# Provided material start
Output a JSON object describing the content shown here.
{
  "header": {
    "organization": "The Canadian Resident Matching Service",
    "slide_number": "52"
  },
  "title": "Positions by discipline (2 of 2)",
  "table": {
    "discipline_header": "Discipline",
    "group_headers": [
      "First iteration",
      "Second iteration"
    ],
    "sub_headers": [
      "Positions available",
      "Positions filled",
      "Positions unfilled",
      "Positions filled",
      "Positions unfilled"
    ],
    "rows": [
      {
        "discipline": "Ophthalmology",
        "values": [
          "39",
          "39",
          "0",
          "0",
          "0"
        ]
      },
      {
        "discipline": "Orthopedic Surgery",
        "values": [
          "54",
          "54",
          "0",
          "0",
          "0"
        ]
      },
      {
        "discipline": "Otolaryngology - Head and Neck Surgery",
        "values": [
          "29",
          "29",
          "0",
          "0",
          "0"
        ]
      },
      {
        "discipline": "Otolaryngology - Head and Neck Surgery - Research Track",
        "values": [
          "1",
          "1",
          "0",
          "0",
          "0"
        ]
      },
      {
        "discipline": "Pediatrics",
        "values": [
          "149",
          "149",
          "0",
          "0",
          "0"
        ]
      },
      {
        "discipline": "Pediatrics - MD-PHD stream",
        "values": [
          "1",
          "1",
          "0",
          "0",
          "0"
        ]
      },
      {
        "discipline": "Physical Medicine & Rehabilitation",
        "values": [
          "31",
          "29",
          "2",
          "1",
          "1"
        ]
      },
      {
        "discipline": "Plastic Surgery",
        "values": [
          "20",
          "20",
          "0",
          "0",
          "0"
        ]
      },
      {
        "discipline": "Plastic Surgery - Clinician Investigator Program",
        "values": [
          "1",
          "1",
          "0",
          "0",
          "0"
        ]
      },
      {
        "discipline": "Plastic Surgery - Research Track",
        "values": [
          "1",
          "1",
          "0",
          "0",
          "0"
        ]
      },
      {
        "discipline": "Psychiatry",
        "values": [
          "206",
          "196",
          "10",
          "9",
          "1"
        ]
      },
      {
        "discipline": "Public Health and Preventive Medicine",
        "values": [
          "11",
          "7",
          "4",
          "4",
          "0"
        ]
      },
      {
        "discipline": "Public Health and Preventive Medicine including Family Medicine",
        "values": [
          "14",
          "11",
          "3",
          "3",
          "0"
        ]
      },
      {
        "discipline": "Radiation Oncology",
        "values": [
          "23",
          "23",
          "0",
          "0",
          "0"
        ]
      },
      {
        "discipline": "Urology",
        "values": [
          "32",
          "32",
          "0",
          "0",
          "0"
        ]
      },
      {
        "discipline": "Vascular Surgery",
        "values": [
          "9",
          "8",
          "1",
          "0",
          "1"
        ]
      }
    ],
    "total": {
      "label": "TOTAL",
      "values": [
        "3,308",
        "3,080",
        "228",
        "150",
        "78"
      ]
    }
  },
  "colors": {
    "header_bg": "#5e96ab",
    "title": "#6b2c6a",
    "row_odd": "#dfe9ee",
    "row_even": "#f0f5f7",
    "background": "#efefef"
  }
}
# Provided material end
_Set task_
List each line in the listing that contains the string "Pediatrics".

_Reply_
        "discipline": "Pediatrics",
        "discipline": "Pediatrics - MD-PHD stream",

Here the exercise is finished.